Mark Ferdinand, National Director of Public Policy for the Canadian Mental Health Association, is quick to stress that the mere practice of raising awareness has so far proven insufficient. The trouble with awareness campaigns, he says, is that they’re often too all-encompassing in their approach.

“One-size-fits-all doesn’t and just cannot work in addressing mental illness,” he says. “So if we don’t take a much more targeted approach to addressing different populations, we will continue to make wrong assumptions as it relates to initiatives that we think will have an effect on the largest proportion of the population as possible.”

One highly-publicized campaign in recent years has been Bell’s “Let’s Talk” initiative, which features high-profile Canadians who have mental illnesses. Both Dr. Stuart and Ferdinand praised the campaign for addressing stigma by promoting conversation – as opposed to a more top-down educational approach. The ability to become self-aware about one’s own condition and share their experiences, says Ferdinand, is a key step in the path to recovery.

## [Problems to work on]
**1)** Please print the stretch of the mental health passage from "Mark Ferdinand, National" through "in their approach.", word for word.
**2)** Answer these questions from the mental health passage:
(a) What position does Mark Ferdinand hold?
(b) Whose "Let's Talk" initiative does the passage describe?
(c) What does Ferdinand call a key step in the path to recovery?
**3)** Pick up the mental health passage after its final sentence and keep writing it.

## [Entries supplied]
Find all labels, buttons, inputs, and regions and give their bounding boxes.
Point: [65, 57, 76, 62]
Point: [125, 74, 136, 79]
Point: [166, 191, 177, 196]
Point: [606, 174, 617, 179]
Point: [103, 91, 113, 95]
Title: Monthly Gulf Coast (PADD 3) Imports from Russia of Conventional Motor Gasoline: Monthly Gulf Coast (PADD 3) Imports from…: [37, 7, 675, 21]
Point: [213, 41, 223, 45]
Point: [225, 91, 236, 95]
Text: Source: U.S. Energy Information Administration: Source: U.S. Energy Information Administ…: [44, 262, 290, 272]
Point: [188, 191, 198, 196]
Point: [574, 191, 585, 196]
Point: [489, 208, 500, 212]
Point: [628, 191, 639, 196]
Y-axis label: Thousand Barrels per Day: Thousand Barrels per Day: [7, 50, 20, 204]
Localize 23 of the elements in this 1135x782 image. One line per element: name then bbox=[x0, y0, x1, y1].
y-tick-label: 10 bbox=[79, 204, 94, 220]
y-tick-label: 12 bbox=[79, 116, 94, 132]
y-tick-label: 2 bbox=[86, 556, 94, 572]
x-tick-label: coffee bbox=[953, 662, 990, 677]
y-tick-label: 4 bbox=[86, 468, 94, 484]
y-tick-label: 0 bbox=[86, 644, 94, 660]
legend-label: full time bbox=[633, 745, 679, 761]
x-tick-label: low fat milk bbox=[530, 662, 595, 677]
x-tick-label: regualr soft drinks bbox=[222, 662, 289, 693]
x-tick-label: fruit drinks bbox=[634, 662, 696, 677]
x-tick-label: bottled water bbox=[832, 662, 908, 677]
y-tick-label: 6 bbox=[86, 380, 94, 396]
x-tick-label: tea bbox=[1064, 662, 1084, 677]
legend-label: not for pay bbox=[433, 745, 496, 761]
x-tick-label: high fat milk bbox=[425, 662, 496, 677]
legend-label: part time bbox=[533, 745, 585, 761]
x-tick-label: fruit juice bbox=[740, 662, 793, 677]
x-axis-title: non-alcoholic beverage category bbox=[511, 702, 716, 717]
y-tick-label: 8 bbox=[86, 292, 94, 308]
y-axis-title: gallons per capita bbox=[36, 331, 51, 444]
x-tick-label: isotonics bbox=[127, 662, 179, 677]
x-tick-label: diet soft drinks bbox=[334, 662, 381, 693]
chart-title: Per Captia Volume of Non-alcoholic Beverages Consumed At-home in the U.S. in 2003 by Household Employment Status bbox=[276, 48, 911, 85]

## [Task-by-task answers]
**1)**
Mark Ferdinand, National Director of Public Policy for the Canadian Mental Health Association, is quick to stress that the mere practice of raising awareness has so far proven insufficient. The trouble with awareness campaigns, he says, is that they’re often too all-encompassing in their approach.

**2)**
(a) National Director of Public Policy for the Canadian Mental Health Association
(b) Bell's
(c) The ability to become self-aware about one's own condition and share one's experiences

**3)**
Bell’s use of a high-profile athlete, Clara Hughes, as its spokesperson has garnered the campaign considerable publicity. It raises a concern, however, that perhaps putting up a successful Canadian who has successfully managed her condition may not be painting a fully representative picture. Does it, for example, further marginalize the plight of people who have mental illnesses and are destitute, who have addictions or are homeless? Does it speak to the experience of an individual who may not benefit from the social support network of an individual like Hughes?

Ferdinand doesn’t think this is a problem; rather, he believes that a well-known success story can inspire others to open up about their own experiences.

“If people like Clara Hughes and others are able to talk about it,” he says, “maybe it provides them with the confidence to at least take a small step forward and say, ‘This does not have to be as bad as it might seem. If she can do it, maybe I can.’”

Dr. Stuart agrees with Ferdinand about Hughes’ positive role in normalizing interaction and breaking down stereotypes about people with mental illness, but argues that the message needs to come from a variety of sources as well. “Celebrities shine a light on the issue, but we also need to have normal everyday folks,” she says.

“Otherwise we run the risk of having people say, ‘Well, I’m not an Olympic athlete, there’s no way I can do that.’”

From better awareness to better policy

If campaigns can boost awareness, adjust attitudes and promote conversations around mental illness, the next step is to find ways to translate these gains into substantial public policy improvements.

And right now, the existing policies are broken in a variety of areas. Dr. Stuart notes that families are often left on the hook to care for those suffering from various mental illnesses. It’s not uncommon for caregivers to quit their jobs to do so, and yet the support and resources to these families remains lacking.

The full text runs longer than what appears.